Go through each line of the records below and count those with the word "open". Give only the count.

Stored items
========================================================================

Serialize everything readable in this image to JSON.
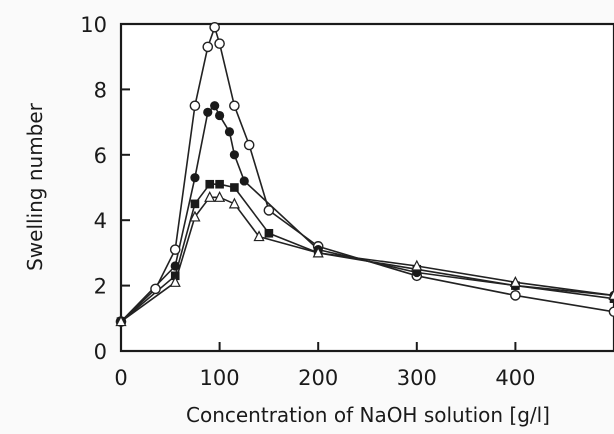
{
  "chart_data": {
    "type": "line",
    "title": "",
    "xlabel": "Concentration of NaOH solution [g/l]",
    "ylabel": "Swelling number",
    "xlim": [
      0,
      500
    ],
    "ylim": [
      0,
      10
    ],
    "x_ticks": [
      0,
      100,
      200,
      300,
      400
    ],
    "y_ticks": [
      0,
      2,
      4,
      6,
      8,
      10
    ],
    "grid": false,
    "legend": "none",
    "series": [
      {
        "marker": "open-circle",
        "x": [
          0,
          35,
          55,
          75,
          88,
          95,
          100,
          115,
          130,
          150,
          200,
          300,
          400,
          500
        ],
        "y": [
          0.9,
          1.9,
          3.1,
          7.5,
          9.3,
          9.9,
          9.4,
          7.5,
          6.3,
          4.3,
          3.2,
          2.3,
          1.7,
          1.2
        ]
      },
      {
        "marker": "filled-circle",
        "x": [
          0,
          55,
          75,
          88,
          95,
          100,
          110,
          115,
          125,
          200,
          300,
          400,
          500
        ],
        "y": [
          0.9,
          2.6,
          5.3,
          7.3,
          7.5,
          7.2,
          6.7,
          6.0,
          5.2,
          3.1,
          2.4,
          2.0,
          1.7
        ]
      },
      {
        "marker": "filled-square",
        "x": [
          0,
          55,
          75,
          90,
          100,
          115,
          150,
          200,
          300,
          400,
          500
        ],
        "y": [
          0.9,
          2.3,
          4.5,
          5.1,
          5.1,
          5.0,
          3.6,
          3.0,
          2.5,
          2.0,
          1.6
        ]
      },
      {
        "marker": "open-triangle",
        "x": [
          0,
          55,
          75,
          90,
          100,
          115,
          140,
          200,
          300,
          400,
          500
        ],
        "y": [
          0.9,
          2.1,
          4.1,
          4.7,
          4.7,
          4.5,
          3.5,
          3.0,
          2.6,
          2.1,
          1.7
        ]
      }
    ]
  }
}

========================================================================

### ANSWER TO THE PROBLEM
2